Write out the listing beneath this instruction in its entirety, exactly as it reads.

## Source data
»»

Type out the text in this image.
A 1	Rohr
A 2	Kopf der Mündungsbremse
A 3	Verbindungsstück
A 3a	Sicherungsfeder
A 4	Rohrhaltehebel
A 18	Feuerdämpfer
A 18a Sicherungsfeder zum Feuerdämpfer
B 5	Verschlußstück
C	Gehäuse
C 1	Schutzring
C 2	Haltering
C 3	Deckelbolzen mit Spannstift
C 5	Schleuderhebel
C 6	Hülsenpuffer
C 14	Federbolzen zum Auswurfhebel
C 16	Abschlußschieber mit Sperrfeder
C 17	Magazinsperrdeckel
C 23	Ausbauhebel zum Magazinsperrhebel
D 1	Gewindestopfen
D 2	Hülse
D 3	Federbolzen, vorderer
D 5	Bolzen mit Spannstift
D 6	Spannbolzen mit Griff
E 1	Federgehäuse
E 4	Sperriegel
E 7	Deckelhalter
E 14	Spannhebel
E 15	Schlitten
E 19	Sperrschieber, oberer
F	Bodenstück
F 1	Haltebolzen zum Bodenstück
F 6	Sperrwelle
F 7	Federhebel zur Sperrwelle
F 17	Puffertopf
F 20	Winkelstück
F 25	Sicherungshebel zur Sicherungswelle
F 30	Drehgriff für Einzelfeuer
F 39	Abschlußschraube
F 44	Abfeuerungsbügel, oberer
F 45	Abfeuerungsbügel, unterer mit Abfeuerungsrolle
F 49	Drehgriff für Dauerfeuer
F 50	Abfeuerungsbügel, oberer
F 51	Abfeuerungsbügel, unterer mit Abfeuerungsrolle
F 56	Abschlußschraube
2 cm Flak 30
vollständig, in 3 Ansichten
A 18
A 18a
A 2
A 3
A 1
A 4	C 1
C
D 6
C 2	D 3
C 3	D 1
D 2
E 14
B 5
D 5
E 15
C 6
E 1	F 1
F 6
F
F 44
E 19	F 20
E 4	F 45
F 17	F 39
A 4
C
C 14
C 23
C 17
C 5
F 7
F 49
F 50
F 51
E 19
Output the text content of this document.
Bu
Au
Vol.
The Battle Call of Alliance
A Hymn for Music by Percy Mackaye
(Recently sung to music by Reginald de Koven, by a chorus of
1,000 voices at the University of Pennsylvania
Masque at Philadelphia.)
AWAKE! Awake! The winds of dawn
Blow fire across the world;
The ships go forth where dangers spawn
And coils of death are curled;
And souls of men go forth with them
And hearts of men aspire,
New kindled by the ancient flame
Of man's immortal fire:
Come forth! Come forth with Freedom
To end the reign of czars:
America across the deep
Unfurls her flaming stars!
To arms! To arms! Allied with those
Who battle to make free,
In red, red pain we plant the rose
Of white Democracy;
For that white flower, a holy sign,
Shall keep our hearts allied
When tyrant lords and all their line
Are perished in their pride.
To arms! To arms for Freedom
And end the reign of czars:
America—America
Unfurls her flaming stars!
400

««

## In response
Type out the text in this image.
A 1	Rohr
A 2	Kopf der Mündungsbremse
A 3	Verbindungsstück
A 3a	Sicherungsfeder
A 4	Rohrhaltehebel
A 18	Feuerdämpfer
A 18a Sicherungsfeder zum Feuerdämpfer
B 5	Verschlußstück
C	Gehäuse
C 1	Schutzring
C 2	Haltering
C 3	Deckelbolzen mit Spannstift
C 5	Schleuderhebel
C 6	Hülsenpuffer
C 14	Federbolzen zum Auswurfhebel
C 16	Abschlußschieber mit Sperrfeder
C 17	Magazinsperrdeckel
C 23	Ausbauhebel zum Magazinsperrhebel
D 1	Gewindestopfen
D 2	Hülse
D 3	Federbolzen, vorderer
D 5	Bolzen mit Spannstift
D 6	Spannbolzen mit Griff
E 1	Federgehäuse
E 4	Sperriegel
E 7	Deckelhalter
E 14	Spannhebel
E 15	Schlitten
E 19	Sperrschieber, oberer
F	Bodenstück
F 1	Haltebolzen zum Bodenstück
F 6	Sperrwelle
F 7	Federhebel zur Sperrwelle
F 17	Puffertopf
F 20	Winkelstück
F 25	Sicherungshebel zur Sicherungswelle
F 30	Drehgriff für Einzelfeuer
F 39	Abschlußschraube
F 44	Abfeuerungsbügel, oberer
F 45	Abfeuerungsbügel, unterer mit Abfeuerungsrolle
F 49	Drehgriff für Dauerfeuer
F 50	Abfeuerungsbügel, oberer
F 51	Abfeuerungsbügel, unterer mit Abfeuerungsrolle
F 56	Abschlußschraube
2 cm Flak 30
vollständig, in 3 Ansichten
A 18
A 18a
A 2
A 3
A 1
A 4	C 1
C
D 6
C 2	D 3
C 3	D 1
D 2
E 14
B 5
D 5
E 15
C 6
E 1	F 1
F 6
F
F 44
E 19	F 20
E 4	F 45
F 17	F 39
A 4
C
C 14
C 23
C 17
C 5
F 7
F 49
F 50
F 51
E 19
Output the text content of this document.
Bu
Au
Vol.
The Battle Call of Alliance
A Hymn for Music by Percy Mackaye
(Recently sung to music by Reginald de Koven, by a chorus of
1,000 voices at the University of Pennsylvania
Masque at Philadelphia.)
AWAKE! Awake! The winds of dawn
Blow fire across the world;
The ships go forth where dangers spawn
And coils of death are curled;
And souls of men go forth with them
And hearts of men aspire,
New kindled by the ancient flame
Of man's immortal fire:
Come forth! Come forth with Freedom
To end the reign of czars:
America across the deep
Unfurls her flaming stars!
To arms! To arms! Allied with those
Who battle to make free,
In red, red pain we plant the rose
Of white Democracy;
For that white flower, a holy sign,
Shall keep our hearts allied
When tyrant lords and all their line
Are perished in their pride.
To arms! To arms for Freedom
And end the reign of czars:
America—America
Unfurls her flaming stars!
400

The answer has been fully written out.